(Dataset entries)
· · ·
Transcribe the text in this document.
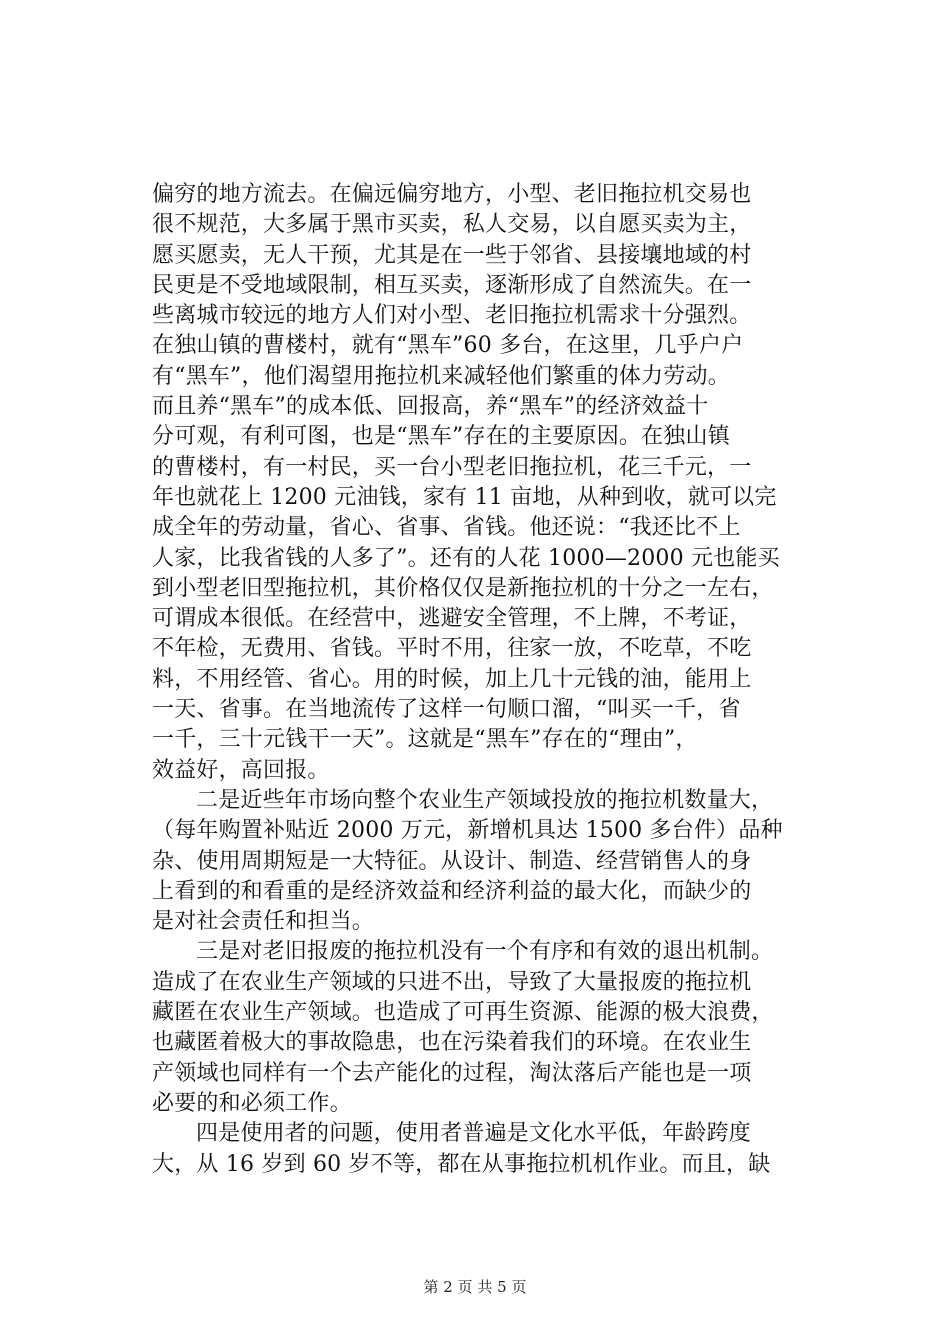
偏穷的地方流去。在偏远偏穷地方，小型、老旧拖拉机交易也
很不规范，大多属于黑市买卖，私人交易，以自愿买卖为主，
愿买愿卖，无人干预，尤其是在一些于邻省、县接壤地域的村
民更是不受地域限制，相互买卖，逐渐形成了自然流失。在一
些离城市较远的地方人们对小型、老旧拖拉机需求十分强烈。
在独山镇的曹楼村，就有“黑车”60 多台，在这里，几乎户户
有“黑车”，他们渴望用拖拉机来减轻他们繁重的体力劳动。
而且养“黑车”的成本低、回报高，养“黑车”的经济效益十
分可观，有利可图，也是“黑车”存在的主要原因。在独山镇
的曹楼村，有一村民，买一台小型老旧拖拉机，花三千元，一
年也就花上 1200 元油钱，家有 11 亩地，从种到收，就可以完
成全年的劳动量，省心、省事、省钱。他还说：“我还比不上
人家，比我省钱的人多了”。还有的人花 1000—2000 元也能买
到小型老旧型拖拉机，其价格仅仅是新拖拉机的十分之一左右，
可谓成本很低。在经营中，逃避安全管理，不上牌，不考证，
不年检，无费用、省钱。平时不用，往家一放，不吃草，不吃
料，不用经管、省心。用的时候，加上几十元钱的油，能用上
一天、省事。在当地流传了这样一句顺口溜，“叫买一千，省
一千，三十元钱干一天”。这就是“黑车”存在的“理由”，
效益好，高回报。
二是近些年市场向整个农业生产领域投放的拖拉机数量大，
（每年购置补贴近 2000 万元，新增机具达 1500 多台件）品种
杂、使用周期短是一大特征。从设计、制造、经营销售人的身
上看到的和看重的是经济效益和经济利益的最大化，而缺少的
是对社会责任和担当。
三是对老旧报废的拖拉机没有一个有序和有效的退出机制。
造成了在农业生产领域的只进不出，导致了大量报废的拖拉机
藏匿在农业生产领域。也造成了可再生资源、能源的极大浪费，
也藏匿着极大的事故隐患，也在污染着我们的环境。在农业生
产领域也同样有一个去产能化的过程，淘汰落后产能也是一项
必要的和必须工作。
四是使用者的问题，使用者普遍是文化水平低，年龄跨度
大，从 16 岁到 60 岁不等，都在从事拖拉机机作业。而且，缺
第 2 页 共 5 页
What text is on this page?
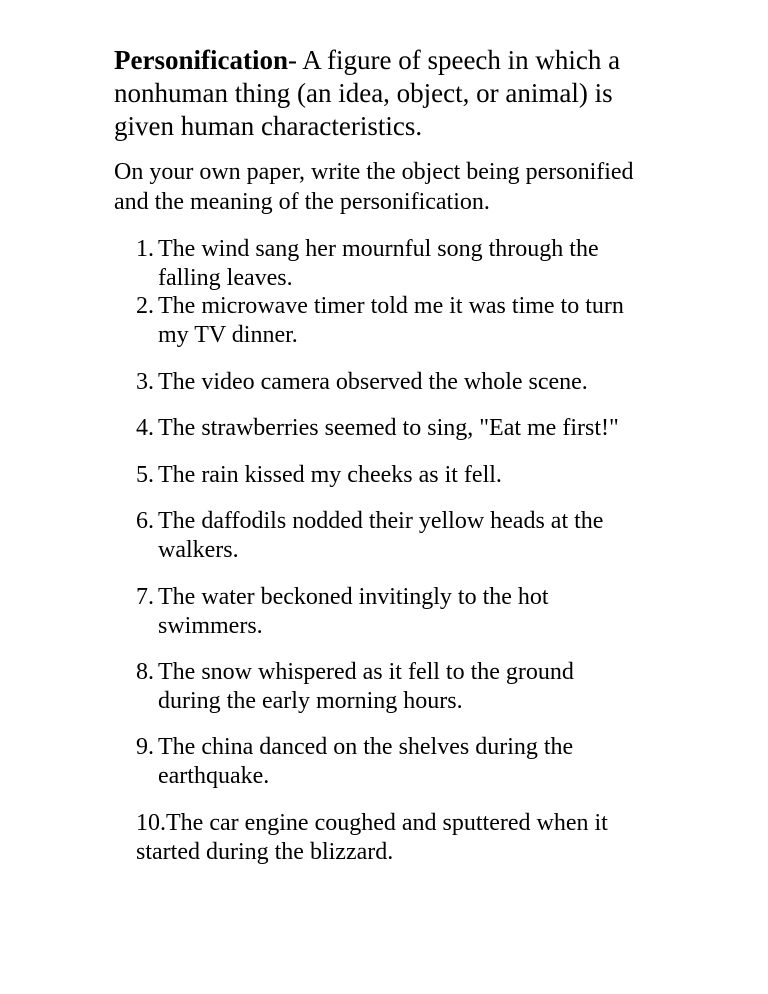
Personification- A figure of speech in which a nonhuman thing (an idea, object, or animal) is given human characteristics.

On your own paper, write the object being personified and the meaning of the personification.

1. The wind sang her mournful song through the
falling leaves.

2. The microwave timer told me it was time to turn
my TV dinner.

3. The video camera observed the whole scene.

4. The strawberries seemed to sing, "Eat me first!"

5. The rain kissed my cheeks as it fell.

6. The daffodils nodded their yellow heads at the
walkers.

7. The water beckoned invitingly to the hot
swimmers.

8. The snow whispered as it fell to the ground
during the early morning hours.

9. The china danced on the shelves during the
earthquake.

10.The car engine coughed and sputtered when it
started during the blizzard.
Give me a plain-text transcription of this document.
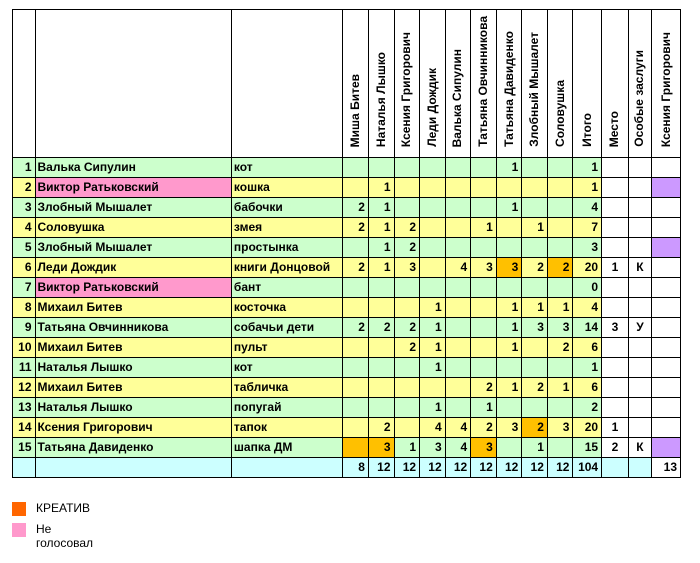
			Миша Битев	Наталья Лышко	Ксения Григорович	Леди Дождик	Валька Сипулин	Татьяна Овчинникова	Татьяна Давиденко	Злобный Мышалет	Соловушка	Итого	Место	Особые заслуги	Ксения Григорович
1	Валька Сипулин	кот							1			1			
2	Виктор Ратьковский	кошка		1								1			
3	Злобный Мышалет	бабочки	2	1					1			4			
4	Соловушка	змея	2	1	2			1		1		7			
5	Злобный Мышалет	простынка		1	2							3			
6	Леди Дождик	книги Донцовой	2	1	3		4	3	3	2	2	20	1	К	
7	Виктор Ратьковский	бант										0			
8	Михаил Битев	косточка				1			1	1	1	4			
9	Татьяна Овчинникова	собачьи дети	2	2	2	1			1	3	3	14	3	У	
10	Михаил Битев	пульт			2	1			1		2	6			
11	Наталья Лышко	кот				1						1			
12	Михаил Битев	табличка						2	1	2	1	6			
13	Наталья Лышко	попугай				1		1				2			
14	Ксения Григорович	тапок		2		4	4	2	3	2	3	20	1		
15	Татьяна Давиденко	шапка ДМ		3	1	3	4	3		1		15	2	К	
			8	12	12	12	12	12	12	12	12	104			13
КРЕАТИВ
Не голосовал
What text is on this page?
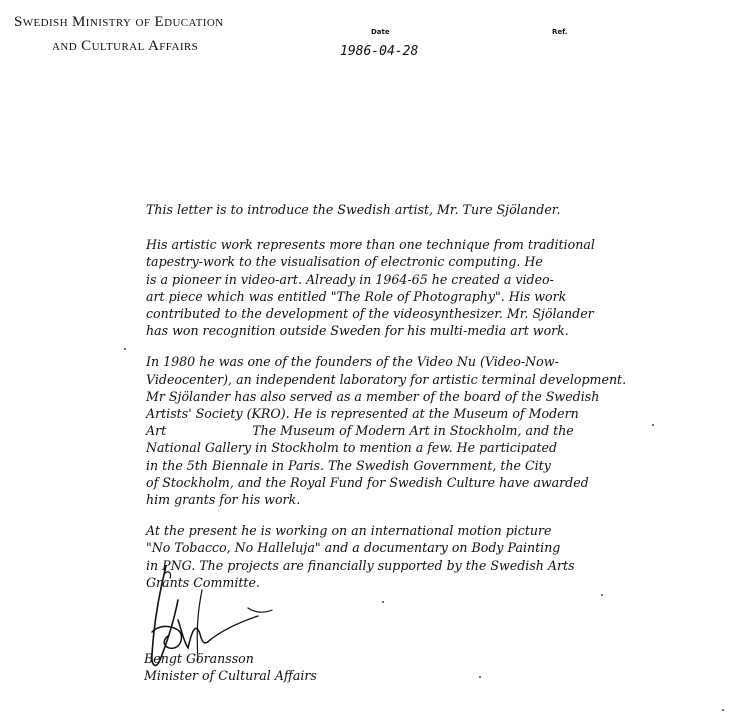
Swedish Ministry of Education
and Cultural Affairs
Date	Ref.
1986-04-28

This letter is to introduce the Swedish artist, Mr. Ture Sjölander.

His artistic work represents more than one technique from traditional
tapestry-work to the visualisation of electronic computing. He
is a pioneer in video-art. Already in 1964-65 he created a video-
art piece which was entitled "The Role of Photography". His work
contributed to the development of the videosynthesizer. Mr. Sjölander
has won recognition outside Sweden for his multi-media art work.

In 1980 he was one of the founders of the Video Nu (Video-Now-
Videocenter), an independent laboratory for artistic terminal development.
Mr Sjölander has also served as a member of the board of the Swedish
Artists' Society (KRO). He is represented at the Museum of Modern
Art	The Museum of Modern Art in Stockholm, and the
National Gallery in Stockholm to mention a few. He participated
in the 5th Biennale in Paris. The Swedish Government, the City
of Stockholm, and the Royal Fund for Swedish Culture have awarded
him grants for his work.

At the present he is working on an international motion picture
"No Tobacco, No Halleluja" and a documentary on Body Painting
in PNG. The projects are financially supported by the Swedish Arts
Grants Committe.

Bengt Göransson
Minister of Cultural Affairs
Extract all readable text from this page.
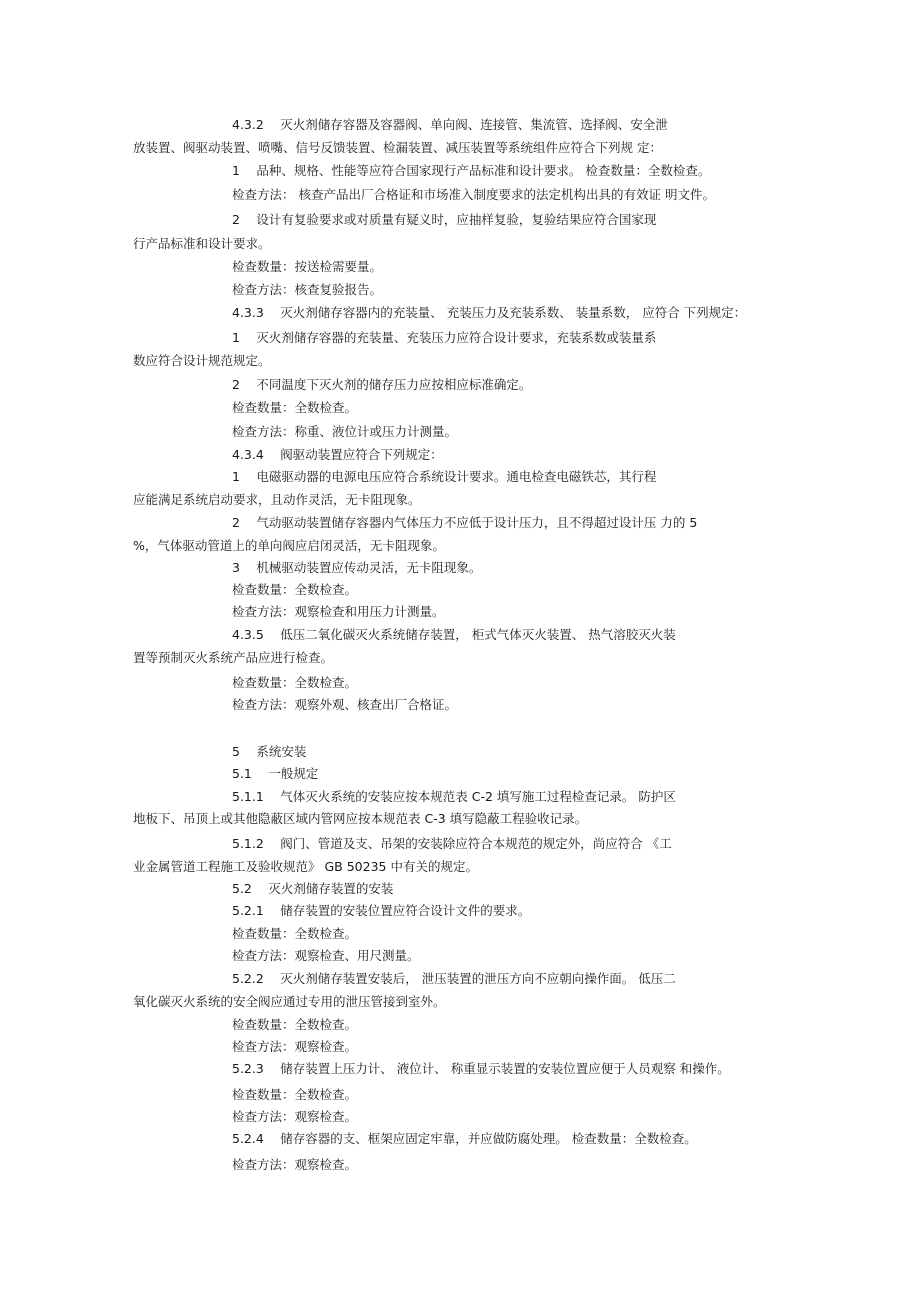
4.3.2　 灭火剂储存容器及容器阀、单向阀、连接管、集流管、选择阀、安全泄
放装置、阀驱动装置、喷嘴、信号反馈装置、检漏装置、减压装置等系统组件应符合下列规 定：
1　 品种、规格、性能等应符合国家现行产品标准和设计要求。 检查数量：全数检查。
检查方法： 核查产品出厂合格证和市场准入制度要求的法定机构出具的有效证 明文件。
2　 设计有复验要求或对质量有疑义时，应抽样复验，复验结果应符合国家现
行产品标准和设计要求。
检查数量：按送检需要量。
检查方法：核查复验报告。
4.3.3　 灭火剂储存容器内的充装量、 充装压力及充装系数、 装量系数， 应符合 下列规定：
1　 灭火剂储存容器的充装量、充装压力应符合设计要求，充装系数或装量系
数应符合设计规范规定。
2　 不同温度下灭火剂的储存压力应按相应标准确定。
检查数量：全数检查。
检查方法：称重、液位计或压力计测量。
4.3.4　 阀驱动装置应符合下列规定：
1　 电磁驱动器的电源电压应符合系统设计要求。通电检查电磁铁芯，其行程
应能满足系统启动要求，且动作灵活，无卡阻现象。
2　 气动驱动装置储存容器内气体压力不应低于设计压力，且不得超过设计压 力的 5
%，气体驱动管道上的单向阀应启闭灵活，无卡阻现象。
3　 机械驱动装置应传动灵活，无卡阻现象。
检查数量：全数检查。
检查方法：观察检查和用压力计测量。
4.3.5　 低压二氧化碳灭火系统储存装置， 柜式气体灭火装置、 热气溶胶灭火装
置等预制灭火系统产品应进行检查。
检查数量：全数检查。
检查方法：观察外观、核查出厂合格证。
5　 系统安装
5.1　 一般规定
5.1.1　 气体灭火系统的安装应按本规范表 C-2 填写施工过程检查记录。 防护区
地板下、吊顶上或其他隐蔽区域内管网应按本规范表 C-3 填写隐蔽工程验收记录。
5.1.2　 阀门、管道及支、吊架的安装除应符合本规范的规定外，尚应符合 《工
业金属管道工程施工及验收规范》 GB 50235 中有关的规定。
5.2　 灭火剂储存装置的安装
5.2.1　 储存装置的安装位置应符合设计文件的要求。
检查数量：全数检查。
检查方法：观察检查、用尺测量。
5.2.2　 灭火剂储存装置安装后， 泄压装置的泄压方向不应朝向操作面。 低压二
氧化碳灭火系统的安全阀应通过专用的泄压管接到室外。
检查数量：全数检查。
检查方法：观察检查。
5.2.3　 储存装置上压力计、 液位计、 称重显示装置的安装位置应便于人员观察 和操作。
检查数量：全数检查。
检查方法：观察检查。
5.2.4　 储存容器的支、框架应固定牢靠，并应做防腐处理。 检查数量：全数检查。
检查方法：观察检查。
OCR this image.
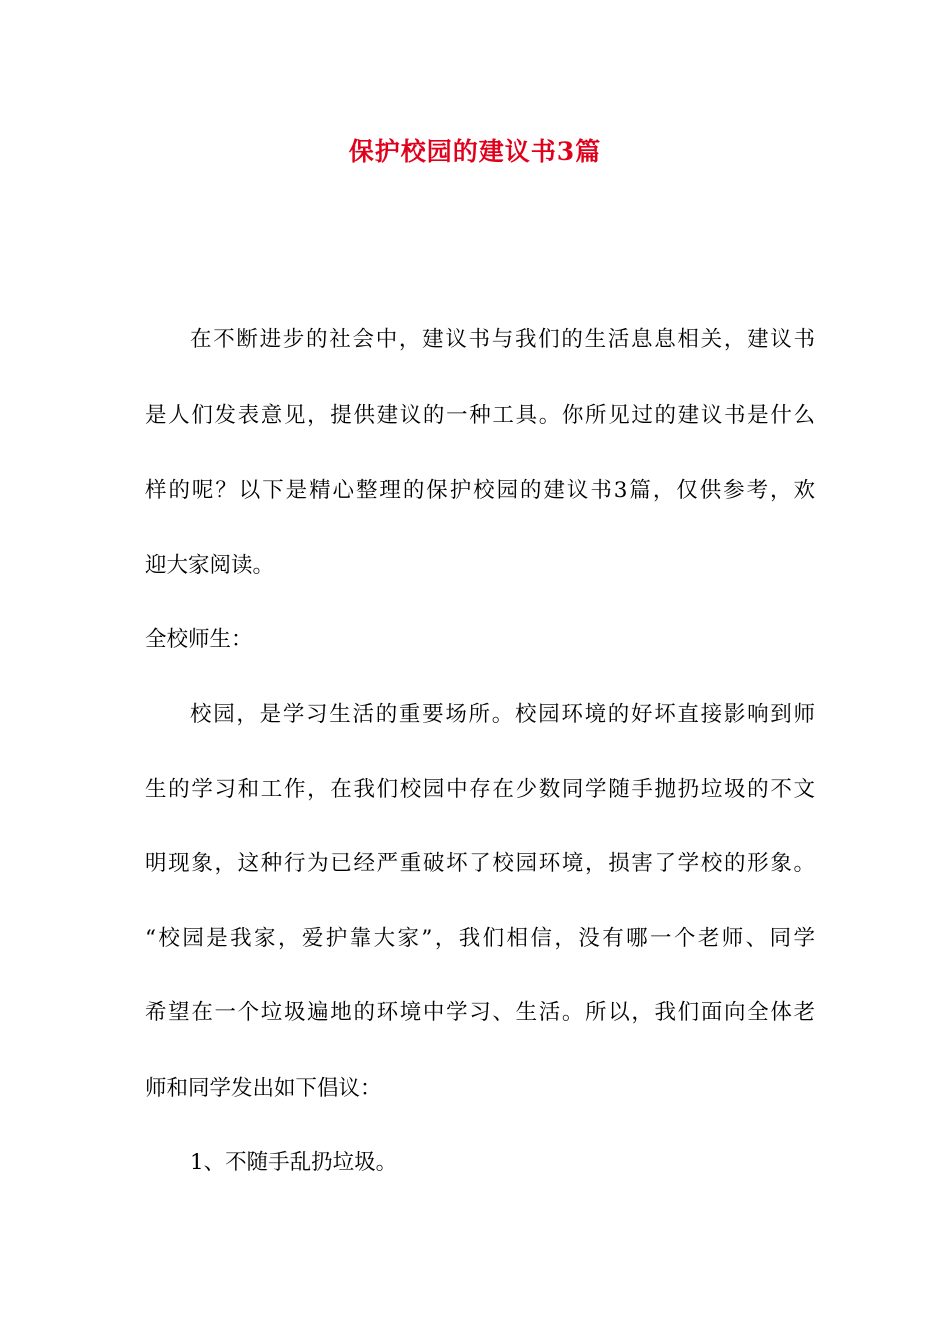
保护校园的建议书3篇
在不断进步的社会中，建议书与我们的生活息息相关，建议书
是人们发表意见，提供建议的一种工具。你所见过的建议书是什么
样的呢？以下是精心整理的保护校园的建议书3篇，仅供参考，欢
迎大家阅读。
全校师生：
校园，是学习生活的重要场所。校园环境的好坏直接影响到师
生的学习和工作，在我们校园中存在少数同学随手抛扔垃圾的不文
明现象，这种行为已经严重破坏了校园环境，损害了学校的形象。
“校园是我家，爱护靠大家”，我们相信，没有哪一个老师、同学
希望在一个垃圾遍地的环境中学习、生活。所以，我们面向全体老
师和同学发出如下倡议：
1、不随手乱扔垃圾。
· · ·
• [Required task]: Locate all lines holding the word "Валька", then copy them out.

• [Full response]:
			Миша Битев	Наталья Лышко	Ксения Григорович	Леди Дождик	Валька Сипулин	Татьяна Овчинникова	Татьяна Давиденко	Злобный Мышалет	Соловушка	Итого	Место	Особые заслуги	Ксения Григорович
1	Валька Сипулин	кот							1			1			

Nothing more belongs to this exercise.